What follows is a listing; give it again exactly, in its entirety.

Extracted data entries
________________
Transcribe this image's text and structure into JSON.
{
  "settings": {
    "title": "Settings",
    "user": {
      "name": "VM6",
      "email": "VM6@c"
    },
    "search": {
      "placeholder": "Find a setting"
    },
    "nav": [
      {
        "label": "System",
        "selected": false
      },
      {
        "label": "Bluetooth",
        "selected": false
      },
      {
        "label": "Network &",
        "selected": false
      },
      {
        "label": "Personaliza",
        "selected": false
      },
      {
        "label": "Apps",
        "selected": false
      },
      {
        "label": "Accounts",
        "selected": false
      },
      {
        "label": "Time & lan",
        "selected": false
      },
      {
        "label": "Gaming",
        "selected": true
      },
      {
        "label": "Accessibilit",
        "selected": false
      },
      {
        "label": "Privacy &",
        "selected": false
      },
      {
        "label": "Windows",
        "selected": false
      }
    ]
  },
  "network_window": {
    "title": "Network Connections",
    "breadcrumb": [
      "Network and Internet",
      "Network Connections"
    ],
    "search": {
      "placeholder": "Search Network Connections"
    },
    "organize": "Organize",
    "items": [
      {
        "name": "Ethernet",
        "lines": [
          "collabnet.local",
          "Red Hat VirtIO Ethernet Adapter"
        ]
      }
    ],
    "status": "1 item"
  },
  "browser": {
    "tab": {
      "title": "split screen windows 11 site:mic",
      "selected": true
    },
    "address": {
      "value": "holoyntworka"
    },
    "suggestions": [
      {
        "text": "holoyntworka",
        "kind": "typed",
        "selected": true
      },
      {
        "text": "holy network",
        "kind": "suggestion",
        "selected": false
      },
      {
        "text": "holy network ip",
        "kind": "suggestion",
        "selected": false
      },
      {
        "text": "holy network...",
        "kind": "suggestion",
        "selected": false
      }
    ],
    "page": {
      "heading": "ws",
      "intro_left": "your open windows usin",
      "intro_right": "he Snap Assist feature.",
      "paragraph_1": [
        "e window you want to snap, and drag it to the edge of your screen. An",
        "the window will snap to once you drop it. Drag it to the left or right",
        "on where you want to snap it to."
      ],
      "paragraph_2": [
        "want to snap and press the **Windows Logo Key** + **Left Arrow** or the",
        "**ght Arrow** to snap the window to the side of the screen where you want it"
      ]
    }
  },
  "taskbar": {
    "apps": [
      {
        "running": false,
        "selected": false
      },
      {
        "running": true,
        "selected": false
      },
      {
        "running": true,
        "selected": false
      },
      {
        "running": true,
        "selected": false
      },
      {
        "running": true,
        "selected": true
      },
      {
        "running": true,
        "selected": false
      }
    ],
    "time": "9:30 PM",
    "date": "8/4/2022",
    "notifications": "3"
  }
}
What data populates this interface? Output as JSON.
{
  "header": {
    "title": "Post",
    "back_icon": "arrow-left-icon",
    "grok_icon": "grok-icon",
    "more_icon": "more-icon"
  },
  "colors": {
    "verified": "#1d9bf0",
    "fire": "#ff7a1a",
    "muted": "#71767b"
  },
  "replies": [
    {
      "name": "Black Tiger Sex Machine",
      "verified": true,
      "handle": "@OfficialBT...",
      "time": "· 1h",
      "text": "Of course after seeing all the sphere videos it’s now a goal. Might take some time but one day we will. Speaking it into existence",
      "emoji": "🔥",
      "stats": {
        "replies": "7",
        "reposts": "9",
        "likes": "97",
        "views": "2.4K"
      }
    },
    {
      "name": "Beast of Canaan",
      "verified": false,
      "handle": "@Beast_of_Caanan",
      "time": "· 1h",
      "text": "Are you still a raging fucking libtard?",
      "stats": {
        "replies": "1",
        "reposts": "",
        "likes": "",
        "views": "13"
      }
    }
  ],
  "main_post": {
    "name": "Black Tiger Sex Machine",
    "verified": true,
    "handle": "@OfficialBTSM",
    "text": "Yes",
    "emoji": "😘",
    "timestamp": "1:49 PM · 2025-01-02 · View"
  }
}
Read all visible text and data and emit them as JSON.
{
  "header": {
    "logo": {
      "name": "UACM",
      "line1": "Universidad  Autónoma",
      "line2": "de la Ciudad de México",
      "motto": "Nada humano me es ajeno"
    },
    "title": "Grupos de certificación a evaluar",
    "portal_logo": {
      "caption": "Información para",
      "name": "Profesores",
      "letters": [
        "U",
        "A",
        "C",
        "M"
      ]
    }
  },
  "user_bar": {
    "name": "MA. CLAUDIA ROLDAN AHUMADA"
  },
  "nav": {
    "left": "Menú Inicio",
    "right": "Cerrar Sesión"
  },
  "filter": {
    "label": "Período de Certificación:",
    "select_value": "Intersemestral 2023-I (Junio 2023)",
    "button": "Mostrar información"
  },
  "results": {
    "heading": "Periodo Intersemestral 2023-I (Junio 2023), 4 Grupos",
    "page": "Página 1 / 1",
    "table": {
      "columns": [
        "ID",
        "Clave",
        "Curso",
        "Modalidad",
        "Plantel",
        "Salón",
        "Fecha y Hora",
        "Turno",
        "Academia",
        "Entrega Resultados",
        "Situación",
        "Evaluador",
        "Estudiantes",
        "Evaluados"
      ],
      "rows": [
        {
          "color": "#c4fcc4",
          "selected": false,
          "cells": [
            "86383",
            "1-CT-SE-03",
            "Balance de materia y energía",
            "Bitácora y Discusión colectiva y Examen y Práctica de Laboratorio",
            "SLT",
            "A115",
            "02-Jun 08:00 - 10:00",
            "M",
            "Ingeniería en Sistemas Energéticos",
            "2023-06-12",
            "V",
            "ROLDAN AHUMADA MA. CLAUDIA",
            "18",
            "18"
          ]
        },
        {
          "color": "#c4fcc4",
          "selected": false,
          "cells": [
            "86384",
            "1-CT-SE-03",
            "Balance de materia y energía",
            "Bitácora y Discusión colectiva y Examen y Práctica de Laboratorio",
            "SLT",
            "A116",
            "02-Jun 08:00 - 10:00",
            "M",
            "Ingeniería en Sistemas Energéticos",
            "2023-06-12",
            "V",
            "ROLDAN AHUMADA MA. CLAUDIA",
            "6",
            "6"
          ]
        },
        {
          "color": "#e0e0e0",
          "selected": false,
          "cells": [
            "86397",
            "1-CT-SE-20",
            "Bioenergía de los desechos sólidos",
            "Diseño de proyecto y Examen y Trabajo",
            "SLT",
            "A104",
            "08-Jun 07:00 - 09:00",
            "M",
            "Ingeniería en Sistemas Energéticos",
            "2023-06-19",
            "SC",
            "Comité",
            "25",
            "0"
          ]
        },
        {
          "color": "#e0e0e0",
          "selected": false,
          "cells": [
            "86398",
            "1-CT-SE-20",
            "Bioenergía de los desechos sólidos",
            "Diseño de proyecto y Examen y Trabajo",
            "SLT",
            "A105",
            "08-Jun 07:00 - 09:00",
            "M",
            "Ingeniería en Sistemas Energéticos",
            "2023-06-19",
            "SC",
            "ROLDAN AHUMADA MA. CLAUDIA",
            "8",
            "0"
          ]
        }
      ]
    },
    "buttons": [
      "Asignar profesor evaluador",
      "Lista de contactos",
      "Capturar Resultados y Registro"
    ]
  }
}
________________
**FINISHED ANSWER**
Transcribe this image's text and structure into JSON.
{
  "settings": {
    "title": "Settings",
    "user": {
      "name": "VM6",
      "email": "VM6@c"
    },
    "search": {
      "placeholder": "Find a setting"
    },
    "nav": [
      {
        "label": "System",
        "selected": false
      },
      {
        "label": "Bluetooth",
        "selected": false
      },
      {
        "label": "Network &",
        "selected": false
      },
      {
        "label": "Personaliza",
        "selected": false
      },
      {
        "label": "Apps",
        "selected": false
      },
      {
        "label": "Accounts",
        "selected": false
      },
      {
        "label": "Time & lan",
        "selected": false
      },
      {
        "label": "Gaming",
        "selected": true
      },
      {
        "label": "Accessibilit",
        "selected": false
      },
      {
        "label": "Privacy &",
        "selected": false
      },
      {
        "label": "Windows",
        "selected": false
      }
    ]
  },
  "network_window": {
    "title": "Network Connections",
    "breadcrumb": [
      "Network and Internet",
      "Network Connections"
    ],
    "search": {
      "placeholder": "Search Network Connections"
    },
    "organize": "Organize",
    "items": [
      {
        "name": "Ethernet",
        "lines": [
          "collabnet.local",
          "Red Hat VirtIO Ethernet Adapter"
        ]
      }
    ],
    "status": "1 item"
  },
  "browser": {
    "tab": {
      "title": "split screen windows 11 site:mic",
      "selected": true
    },
    "address": {
      "value": "holoyntworka"
    },
    "suggestions": [
      {
        "text": "holoyntworka",
        "kind": "typed",
        "selected": true
      },
      {
        "text": "holy network",
        "kind": "suggestion",
        "selected": false
      },
      {
        "text": "holy network ip",
        "kind": "suggestion",
        "selected": false
      },
      {
        "text": "holy network...",
        "kind": "suggestion",
        "selected": false
      }
    ],
    "page": {
      "heading": "ws",
      "intro_left": "your open windows usin",
      "intro_right": "he Snap Assist feature.",
      "paragraph_1": [
        "e window you want to snap, and drag it to the edge of your screen. An",
        "the window will snap to once you drop it. Drag it to the left or right",
        "on where you want to snap it to."
      ],
      "paragraph_2": [
        "want to snap and press the **Windows Logo Key** + **Left Arrow** or the",
        "**ght Arrow** to snap the window to the side of the screen where you want it"
      ]
    }
  },
  "taskbar": {
    "apps": [
      {
        "running": false,
        "selected": false
      },
      {
        "running": true,
        "selected": false
      },
      {
        "running": true,
        "selected": false
      },
      {
        "running": true,
        "selected": false
      },
      {
        "running": true,
        "selected": true
      },
      {
        "running": true,
        "selected": false
      }
    ],
    "time": "9:30 PM",
    "date": "8/4/2022",
    "notifications": "3"
  }
}
What data populates this interface? Output as JSON.
{
  "header": {
    "title": "Post",
    "back_icon": "arrow-left-icon",
    "grok_icon": "grok-icon",
    "more_icon": "more-icon"
  },
  "colors": {
    "verified": "#1d9bf0",
    "fire": "#ff7a1a",
    "muted": "#71767b"
  },
  "replies": [
    {
      "name": "Black Tiger Sex Machine",
      "verified": true,
      "handle": "@OfficialBT...",
      "time": "· 1h",
      "text": "Of course after seeing all the sphere videos it’s now a goal. Might take some time but one day we will. Speaking it into existence",
      "emoji": "🔥",
      "stats": {
        "replies": "7",
        "reposts": "9",
        "likes": "97",
        "views": "2.4K"
      }
    },
    {
      "name": "Beast of Canaan",
      "verified": false,
      "handle": "@Beast_of_Caanan",
      "time": "· 1h",
      "text": "Are you still a raging fucking libtard?",
      "stats": {
        "replies": "1",
        "reposts": "",
        "likes": "",
        "views": "13"
      }
    }
  ],
  "main_post": {
    "name": "Black Tiger Sex Machine",
    "verified": true,
    "handle": "@OfficialBTSM",
    "text": "Yes",
    "emoji": "😘",
    "timestamp": "1:49 PM · 2025-01-02 · View"
  }
}
Read all visible text and data and emit them as JSON.
{
  "header": {
    "logo": {
      "name": "UACM",
      "line1": "Universidad  Autónoma",
      "line2": "de la Ciudad de México",
      "motto": "Nada humano me es ajeno"
    },
    "title": "Grupos de certificación a evaluar",
    "portal_logo": {
      "caption": "Información para",
      "name": "Profesores",
      "letters": [
        "U",
        "A",
        "C",
        "M"
      ]
    }
  },
  "user_bar": {
    "name": "MA. CLAUDIA ROLDAN AHUMADA"
  },
  "nav": {
    "left": "Menú Inicio",
    "right": "Cerrar Sesión"
  },
  "filter": {
    "label": "Período de Certificación:",
    "select_value": "Intersemestral 2023-I (Junio 2023)",
    "button": "Mostrar información"
  },
  "results": {
    "heading": "Periodo Intersemestral 2023-I (Junio 2023), 4 Grupos",
    "page": "Página 1 / 1",
    "table": {
      "columns": [
        "ID",
        "Clave",
        "Curso",
        "Modalidad",
        "Plantel",
        "Salón",
        "Fecha y Hora",
        "Turno",
        "Academia",
        "Entrega Resultados",
        "Situación",
        "Evaluador",
        "Estudiantes",
        "Evaluados"
      ],
      "rows": [
        {
          "color": "#c4fcc4",
          "selected": false,
          "cells": [
            "86383",
            "1-CT-SE-03",
            "Balance de materia y energía",
            "Bitácora y Discusión colectiva y Examen y Práctica de Laboratorio",
            "SLT",
            "A115",
            "02-Jun 08:00 - 10:00",
            "M",
            "Ingeniería en Sistemas Energéticos",
            "2023-06-12",
            "V",
            "ROLDAN AHUMADA MA. CLAUDIA",
            "18",
            "18"
          ]
        },
        {
          "color": "#c4fcc4",
          "selected": false,
          "cells": [
            "86384",
            "1-CT-SE-03",
            "Balance de materia y energía",
            "Bitácora y Discusión colectiva y Examen y Práctica de Laboratorio",
            "SLT",
            "A116",
            "02-Jun 08:00 - 10:00",
            "M",
            "Ingeniería en Sistemas Energéticos",
            "2023-06-12",
            "V",
            "ROLDAN AHUMADA MA. CLAUDIA",
            "6",
            "6"
          ]
        },
        {
          "color": "#e0e0e0",
          "selected": false,
          "cells": [
            "86397",
            "1-CT-SE-20",
            "Bioenergía de los desechos sólidos",
            "Diseño de proyecto y Examen y Trabajo",
            "SLT",
            "A104",
            "08-Jun 07:00 - 09:00",
            "M",
            "Ingeniería en Sistemas Energéticos",
            "2023-06-19",
            "SC",
            "Comité",
            "25",
            "0"
          ]
        },
        {
          "color": "#e0e0e0",
          "selected": false,
          "cells": [
            "86398",
            "1-CT-SE-20",
            "Bioenergía de los desechos sólidos",
            "Diseño de proyecto y Examen y Trabajo",
            "SLT",
            "A105",
            "08-Jun 07:00 - 09:00",
            "M",
            "Ingeniería en Sistemas Energéticos",
            "2023-06-19",
            "SC",
            "ROLDAN AHUMADA MA. CLAUDIA",
            "8",
            "0"
          ]
        }
      ]
    },
    "buttons": [
      "Asignar profesor evaluador",
      "Lista de contactos",
      "Capturar Resultados y Registro"
    ]
  }
}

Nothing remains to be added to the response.